> _Data excerpts_
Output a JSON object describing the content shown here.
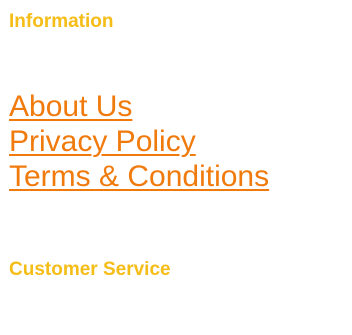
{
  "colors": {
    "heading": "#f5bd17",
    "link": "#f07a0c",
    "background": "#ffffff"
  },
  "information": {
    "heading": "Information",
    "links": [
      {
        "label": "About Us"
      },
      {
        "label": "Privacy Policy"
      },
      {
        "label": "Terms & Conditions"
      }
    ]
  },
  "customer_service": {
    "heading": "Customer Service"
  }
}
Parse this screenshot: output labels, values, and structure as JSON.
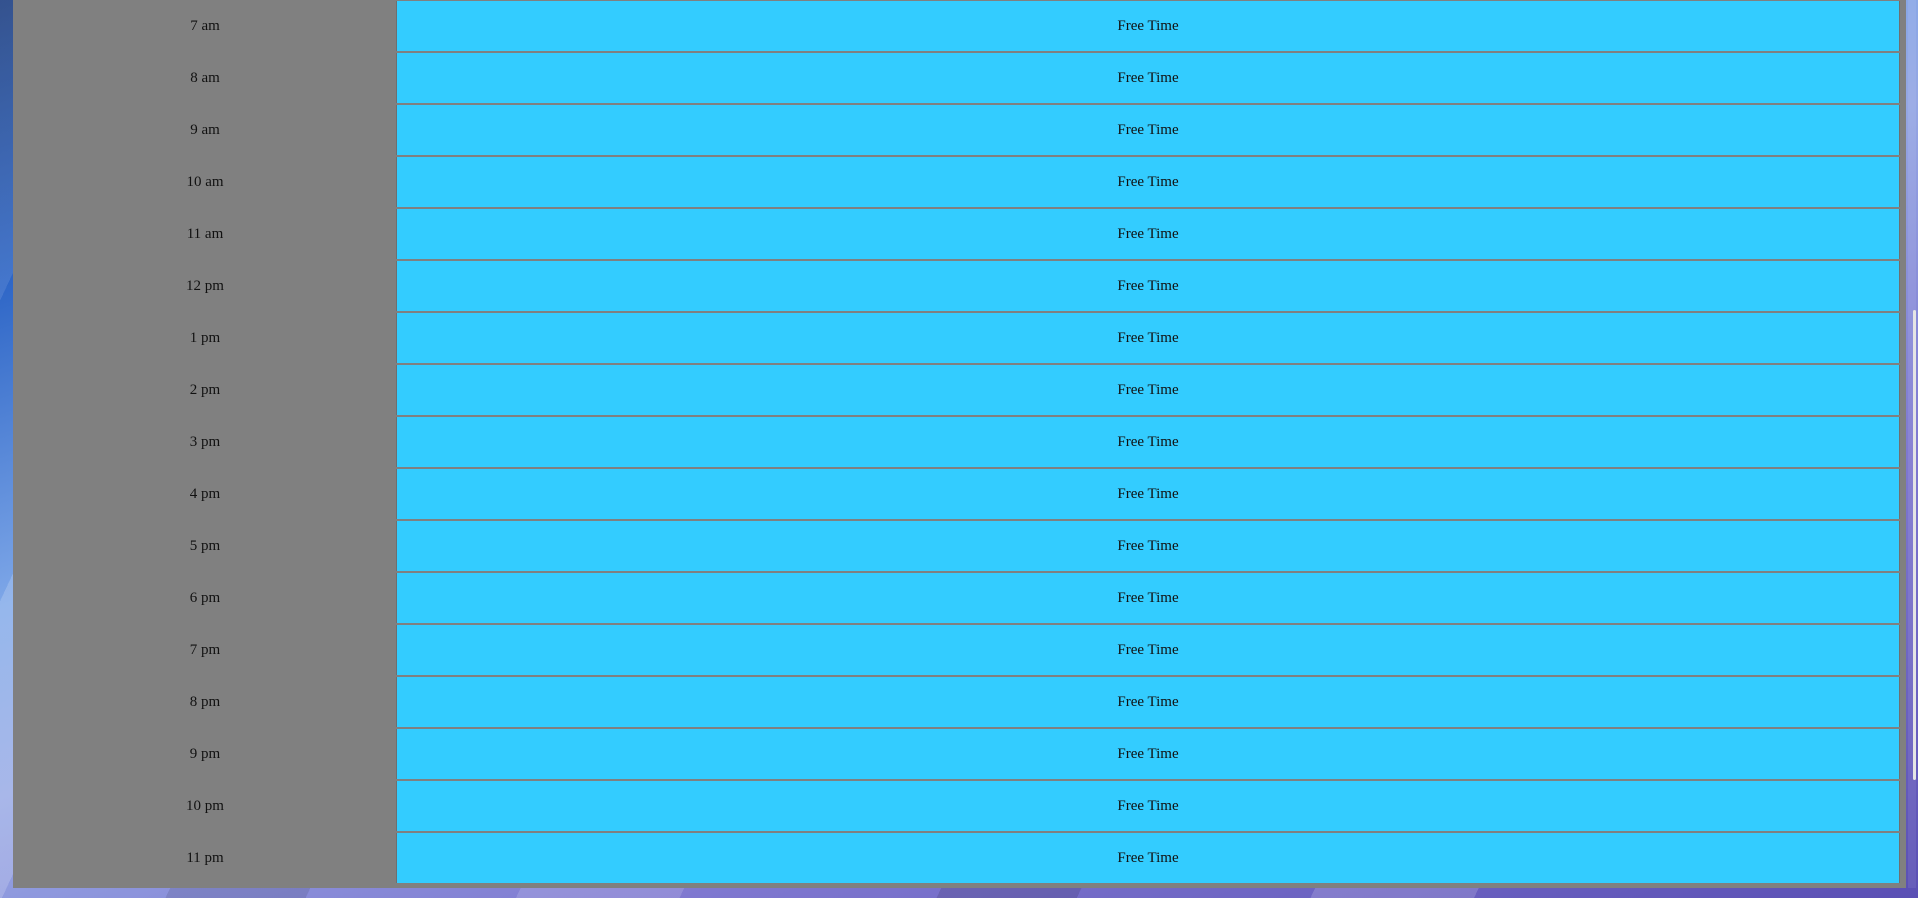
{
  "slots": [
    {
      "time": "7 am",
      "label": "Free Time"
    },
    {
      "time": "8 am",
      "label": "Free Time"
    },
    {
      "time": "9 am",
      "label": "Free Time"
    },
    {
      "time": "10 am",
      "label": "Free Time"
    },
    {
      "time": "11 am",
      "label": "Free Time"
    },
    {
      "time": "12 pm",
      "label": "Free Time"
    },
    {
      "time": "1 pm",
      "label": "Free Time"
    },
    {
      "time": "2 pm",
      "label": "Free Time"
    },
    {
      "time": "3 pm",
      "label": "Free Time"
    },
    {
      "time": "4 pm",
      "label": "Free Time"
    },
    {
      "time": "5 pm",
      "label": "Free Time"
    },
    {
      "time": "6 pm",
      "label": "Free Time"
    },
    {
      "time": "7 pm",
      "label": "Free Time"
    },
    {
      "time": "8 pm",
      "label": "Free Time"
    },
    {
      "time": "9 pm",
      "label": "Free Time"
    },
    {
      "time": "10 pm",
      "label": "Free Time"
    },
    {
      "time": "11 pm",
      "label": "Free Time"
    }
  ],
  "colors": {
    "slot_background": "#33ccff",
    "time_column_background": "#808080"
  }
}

> _Exercise requirements_
Compute the number of lines above that contain the string "JSON". Reply with that value only.

> _Complete output_
2